▶ **Goal**
Note how many lines hold the string "clipboard" and give that number without any other words.

══ Data shown

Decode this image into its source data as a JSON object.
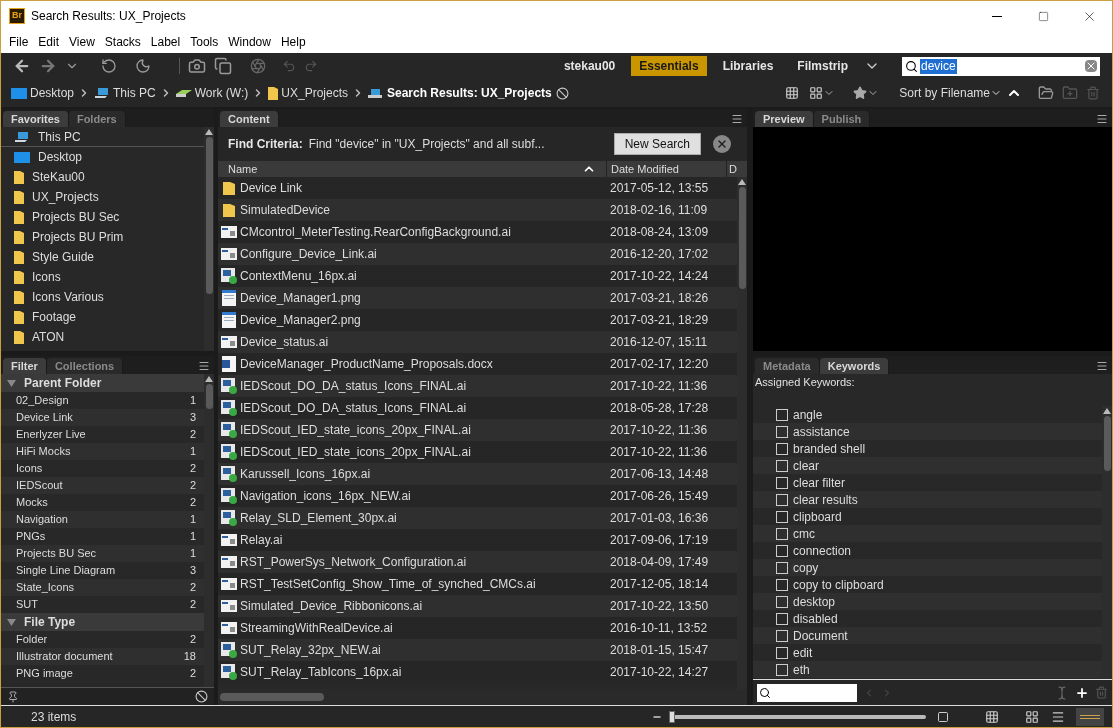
{
  "window": {
    "app_badge": "Br",
    "title": "Search Results: UX_Projects"
  },
  "menu": [
    "File",
    "Edit",
    "View",
    "Stacks",
    "Label",
    "Tools",
    "Window",
    "Help"
  ],
  "workspaces": [
    {
      "label": "stekau00",
      "selected": false
    },
    {
      "label": "Essentials",
      "selected": true
    },
    {
      "label": "Libraries",
      "selected": false
    },
    {
      "label": "Filmstrip",
      "selected": false
    }
  ],
  "search": {
    "value": "device"
  },
  "breadcrumbs": [
    {
      "label": "Desktop",
      "kind": "desktop",
      "current": false
    },
    {
      "label": "This PC",
      "kind": "pc",
      "current": false
    },
    {
      "label": "Work (W:)",
      "kind": "drive",
      "current": false
    },
    {
      "label": "UX_Projects",
      "kind": "folder",
      "current": false
    },
    {
      "label": "Search Results: UX_Projects",
      "kind": "search",
      "current": true
    }
  ],
  "sort": {
    "label": "Sort by Filename"
  },
  "favorites_panel": {
    "tabs": [
      {
        "label": "Favorites",
        "selected": true
      },
      {
        "label": "Folders",
        "selected": false
      }
    ],
    "items": [
      {
        "label": "This PC",
        "kind": "pc"
      },
      {
        "label": "Desktop",
        "kind": "desktop"
      },
      {
        "label": "SteKau00",
        "kind": "folder"
      },
      {
        "label": "UX_Projects",
        "kind": "folder"
      },
      {
        "label": "Projects BU Sec",
        "kind": "folder"
      },
      {
        "label": "Projects BU Prim",
        "kind": "folder"
      },
      {
        "label": "Style Guide",
        "kind": "folder"
      },
      {
        "label": "Icons",
        "kind": "folder"
      },
      {
        "label": "Icons Various",
        "kind": "folder"
      },
      {
        "label": "Footage",
        "kind": "folder"
      },
      {
        "label": "ATON",
        "kind": "folder"
      }
    ]
  },
  "filter_panel": {
    "tabs": [
      {
        "label": "Filter",
        "selected": true
      },
      {
        "label": "Collections",
        "selected": false
      }
    ],
    "groups": [
      {
        "title": "Parent Folder",
        "expanded": true,
        "items": [
          {
            "label": "02_Design",
            "count": "1"
          },
          {
            "label": "Device Link",
            "count": "3"
          },
          {
            "label": "Enerlyzer Live",
            "count": "2"
          },
          {
            "label": "HiFi Mocks",
            "count": "1"
          },
          {
            "label": "Icons",
            "count": "2"
          },
          {
            "label": "IEDScout",
            "count": "2"
          },
          {
            "label": "Mocks",
            "count": "2"
          },
          {
            "label": "Navigation",
            "count": "1"
          },
          {
            "label": "PNGs",
            "count": "1"
          },
          {
            "label": "Projects BU Sec",
            "count": "1"
          },
          {
            "label": "Single Line Diagram",
            "count": "3"
          },
          {
            "label": "State_Icons",
            "count": "2"
          },
          {
            "label": "SUT",
            "count": "2"
          }
        ]
      },
      {
        "title": "File Type",
        "expanded": true,
        "items": [
          {
            "label": "Folder",
            "count": "2"
          },
          {
            "label": "Illustrator document",
            "count": "18"
          },
          {
            "label": "PNG image",
            "count": "2"
          }
        ]
      }
    ]
  },
  "content_panel": {
    "tab": {
      "label": "Content",
      "selected": true
    },
    "find_label": "Find Criteria:",
    "find_text": "Find \"device\" in \"UX_Projects\" and all subf...",
    "new_search": "New Search",
    "columns": [
      "Name",
      "Date Modified",
      "D"
    ],
    "rows": [
      {
        "name": "Device Link",
        "date": "2017-05-12, 13:55",
        "kind": "folder"
      },
      {
        "name": "SimulatedDevice",
        "date": "2018-02-16, 11:09",
        "kind": "folder"
      },
      {
        "name": "CMcontrol_MeterTesting.RearConfigBackground.ai",
        "date": "2018-08-24, 13:09",
        "kind": "artwork"
      },
      {
        "name": "Configure_Device_Link.ai",
        "date": "2016-12-20, 17:02",
        "kind": "artwork"
      },
      {
        "name": "ContextMenu_16px.ai",
        "date": "2017-10-22, 14:24",
        "kind": "icon_sheet"
      },
      {
        "name": "Device_Manager1.png",
        "date": "2017-03-21, 18:26",
        "kind": "image"
      },
      {
        "name": "Device_Manager2.png",
        "date": "2017-03-21, 18:29",
        "kind": "image"
      },
      {
        "name": "Device_status.ai",
        "date": "2016-12-07, 15:11",
        "kind": "artwork"
      },
      {
        "name": "DeviceManager_ProductName_Proposals.docx",
        "date": "2017-02-17, 12:20",
        "kind": "word"
      },
      {
        "name": "IEDScout_DO_DA_status_Icons_FINAL.ai",
        "date": "2017-10-22, 11:36",
        "kind": "icon_sheet"
      },
      {
        "name": "IEDScout_DO_DA_status_Icons_FINAL.ai",
        "date": "2018-05-28, 17:28",
        "kind": "icon_sheet"
      },
      {
        "name": "IEDScout_IED_state_icons_20px_FINAL.ai",
        "date": "2017-10-22, 11:36",
        "kind": "icon_sheet"
      },
      {
        "name": "IEDScout_IED_state_icons_20px_FINAL.ai",
        "date": "2017-10-22, 11:36",
        "kind": "icon_sheet"
      },
      {
        "name": "Karussell_Icons_16px.ai",
        "date": "2017-06-13, 14:48",
        "kind": "icon_sheet"
      },
      {
        "name": "Navigation_icons_16px_NEW.ai",
        "date": "2017-06-26, 15:49",
        "kind": "icon_sheet"
      },
      {
        "name": "Relay_SLD_Element_30px.ai",
        "date": "2017-01-03, 16:36",
        "kind": "icon_sheet"
      },
      {
        "name": "Relay.ai",
        "date": "2017-09-06, 17:19",
        "kind": "artwork"
      },
      {
        "name": "RST_PowerSys_Network_Configuration.ai",
        "date": "2018-04-09, 17:49",
        "kind": "artwork"
      },
      {
        "name": "RST_TestSetConfig_Show_Time_of_synched_CMCs.ai",
        "date": "2017-12-05, 18:14",
        "kind": "artwork"
      },
      {
        "name": "Simulated_Device_Ribbonicons.ai",
        "date": "2017-10-22, 13:50",
        "kind": "artwork"
      },
      {
        "name": "StreamingWithRealDevice.ai",
        "date": "2016-10-11, 13:52",
        "kind": "artwork"
      },
      {
        "name": "SUT_Relay_32px_NEW.ai",
        "date": "2018-01-15, 15:47",
        "kind": "icon_sheet"
      },
      {
        "name": "SUT_Relay_TabIcons_16px.ai",
        "date": "2017-10-22, 14:27",
        "kind": "icon_sheet"
      }
    ]
  },
  "preview_panel": {
    "tabs": [
      {
        "label": "Preview",
        "selected": true
      },
      {
        "label": "Publish",
        "selected": false
      }
    ]
  },
  "keywords_panel": {
    "tabs": [
      {
        "label": "Metadata",
        "selected": false
      },
      {
        "label": "Keywords",
        "selected": true
      }
    ],
    "assigned_label": "Assigned Keywords:",
    "keywords": [
      {
        "label": "angle",
        "checked": false
      },
      {
        "label": "assistance",
        "checked": false
      },
      {
        "label": "branded shell",
        "checked": false
      },
      {
        "label": "clear",
        "checked": false
      },
      {
        "label": "clear filter",
        "checked": false
      },
      {
        "label": "clear results",
        "checked": false
      },
      {
        "label": "clipboard",
        "checked": false
      },
      {
        "label": "cmc",
        "checked": false
      },
      {
        "label": "connection",
        "checked": false
      },
      {
        "label": "copy",
        "checked": false
      },
      {
        "label": "copy to clipboard",
        "checked": false
      },
      {
        "label": "desktop",
        "checked": false
      },
      {
        "label": "disabled",
        "checked": false
      },
      {
        "label": "Document",
        "checked": false
      },
      {
        "label": "edit",
        "checked": false
      },
      {
        "label": "eth",
        "checked": false
      }
    ]
  },
  "status_bar": {
    "items": "23 items",
    "thumb_size": {
      "level": 0
    }
  }
}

════

▶ **Full response**
2